** Data in this exercise **
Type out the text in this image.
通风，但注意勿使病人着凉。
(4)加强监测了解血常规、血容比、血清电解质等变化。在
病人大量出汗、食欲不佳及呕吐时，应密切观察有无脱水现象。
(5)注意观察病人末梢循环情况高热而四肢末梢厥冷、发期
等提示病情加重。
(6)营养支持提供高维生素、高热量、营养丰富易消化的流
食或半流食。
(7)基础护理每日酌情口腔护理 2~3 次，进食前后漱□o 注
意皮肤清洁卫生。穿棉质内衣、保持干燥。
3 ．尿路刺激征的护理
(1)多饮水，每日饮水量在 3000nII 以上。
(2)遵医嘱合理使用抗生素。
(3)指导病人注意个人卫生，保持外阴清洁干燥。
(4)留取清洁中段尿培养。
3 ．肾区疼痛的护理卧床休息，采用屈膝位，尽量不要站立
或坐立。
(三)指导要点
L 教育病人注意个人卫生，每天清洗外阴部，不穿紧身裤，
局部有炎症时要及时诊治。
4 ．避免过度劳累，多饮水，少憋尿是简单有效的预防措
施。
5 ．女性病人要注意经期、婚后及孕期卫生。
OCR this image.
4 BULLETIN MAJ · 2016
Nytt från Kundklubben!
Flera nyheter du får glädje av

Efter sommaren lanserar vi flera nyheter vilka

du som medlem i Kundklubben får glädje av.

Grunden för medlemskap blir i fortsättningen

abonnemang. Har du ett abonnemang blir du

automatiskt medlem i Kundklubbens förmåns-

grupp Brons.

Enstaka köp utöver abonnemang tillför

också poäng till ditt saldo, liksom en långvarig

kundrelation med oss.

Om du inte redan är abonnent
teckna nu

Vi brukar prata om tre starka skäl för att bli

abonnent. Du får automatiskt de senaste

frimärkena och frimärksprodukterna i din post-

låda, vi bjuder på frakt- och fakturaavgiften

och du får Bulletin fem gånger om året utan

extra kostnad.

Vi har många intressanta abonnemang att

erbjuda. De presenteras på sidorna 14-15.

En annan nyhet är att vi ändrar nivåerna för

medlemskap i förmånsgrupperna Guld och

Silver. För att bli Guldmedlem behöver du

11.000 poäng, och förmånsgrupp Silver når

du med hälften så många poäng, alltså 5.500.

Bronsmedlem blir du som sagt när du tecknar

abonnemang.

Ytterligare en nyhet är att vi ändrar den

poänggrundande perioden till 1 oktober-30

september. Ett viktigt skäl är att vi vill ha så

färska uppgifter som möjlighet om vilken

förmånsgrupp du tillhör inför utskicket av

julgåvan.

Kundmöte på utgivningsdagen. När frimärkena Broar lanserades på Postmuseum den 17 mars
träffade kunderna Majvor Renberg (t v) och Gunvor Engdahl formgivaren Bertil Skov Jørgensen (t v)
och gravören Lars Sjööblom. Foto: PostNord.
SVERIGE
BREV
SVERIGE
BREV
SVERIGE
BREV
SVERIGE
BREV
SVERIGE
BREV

** The problem **
Print out the whole listing exactly as it appears.

** Expected output **
Type out the text in this image.
通风，但注意勿使病人着凉。
(4)加强监测了解血常规、血容比、血清电解质等变化。在
病人大量出汗、食欲不佳及呕吐时，应密切观察有无脱水现象。
(5)注意观察病人末梢循环情况高热而四肢末梢厥冷、发期
等提示病情加重。
(6)营养支持提供高维生素、高热量、营养丰富易消化的流
食或半流食。
(7)基础护理每日酌情口腔护理 2~3 次，进食前后漱□o 注
意皮肤清洁卫生。穿棉质内衣、保持干燥。
3 ．尿路刺激征的护理
(1)多饮水，每日饮水量在 3000nII 以上。
(2)遵医嘱合理使用抗生素。
(3)指导病人注意个人卫生，保持外阴清洁干燥。
(4)留取清洁中段尿培养。
3 ．肾区疼痛的护理卧床休息，采用屈膝位，尽量不要站立
或坐立。
(三)指导要点
L 教育病人注意个人卫生，每天清洗外阴部，不穿紧身裤，
局部有炎症时要及时诊治。
4 ．避免过度劳累，多饮水，少憋尿是简单有效的预防措
施。
5 ．女性病人要注意经期、婚后及孕期卫生。
OCR this image.
4 BULLETIN MAJ · 2016
Nytt från Kundklubben!
Flera nyheter du får glädje av

Efter sommaren lanserar vi flera nyheter vilka

du som medlem i Kundklubben får glädje av.

Grunden för medlemskap blir i fortsättningen

abonnemang. Har du ett abonnemang blir du

automatiskt medlem i Kundklubbens förmåns-

grupp Brons.

Enstaka köp utöver abonnemang tillför

också poäng till ditt saldo, liksom en långvarig

kundrelation med oss.

Om du inte redan är abonnent
teckna nu

Vi brukar prata om tre starka skäl för att bli

abonnent. Du får automatiskt de senaste

frimärkena och frimärksprodukterna i din post-

låda, vi bjuder på frakt- och fakturaavgiften

och du får Bulletin fem gånger om året utan

extra kostnad.

Vi har många intressanta abonnemang att

erbjuda. De presenteras på sidorna 14-15.

En annan nyhet är att vi ändrar nivåerna för

medlemskap i förmånsgrupperna Guld och

Silver. För att bli Guldmedlem behöver du

11.000 poäng, och förmånsgrupp Silver når

du med hälften så många poäng, alltså 5.500.

Bronsmedlem blir du som sagt när du tecknar

abonnemang.

Ytterligare en nyhet är att vi ändrar den

poänggrundande perioden till 1 oktober-30

september. Ett viktigt skäl är att vi vill ha så

färska uppgifter som möjlighet om vilken

förmånsgrupp du tillhör inför utskicket av

julgåvan.

Kundmöte på utgivningsdagen. När frimärkena Broar lanserades på Postmuseum den 17 mars
träffade kunderna Majvor Renberg (t v) och Gunvor Engdahl formgivaren Bertil Skov Jørgensen (t v)
och gravören Lars Sjööblom. Foto: PostNord.
SVERIGE
BREV
SVERIGE
BREV
SVERIGE
BREV
SVERIGE
BREV
SVERIGE
BREV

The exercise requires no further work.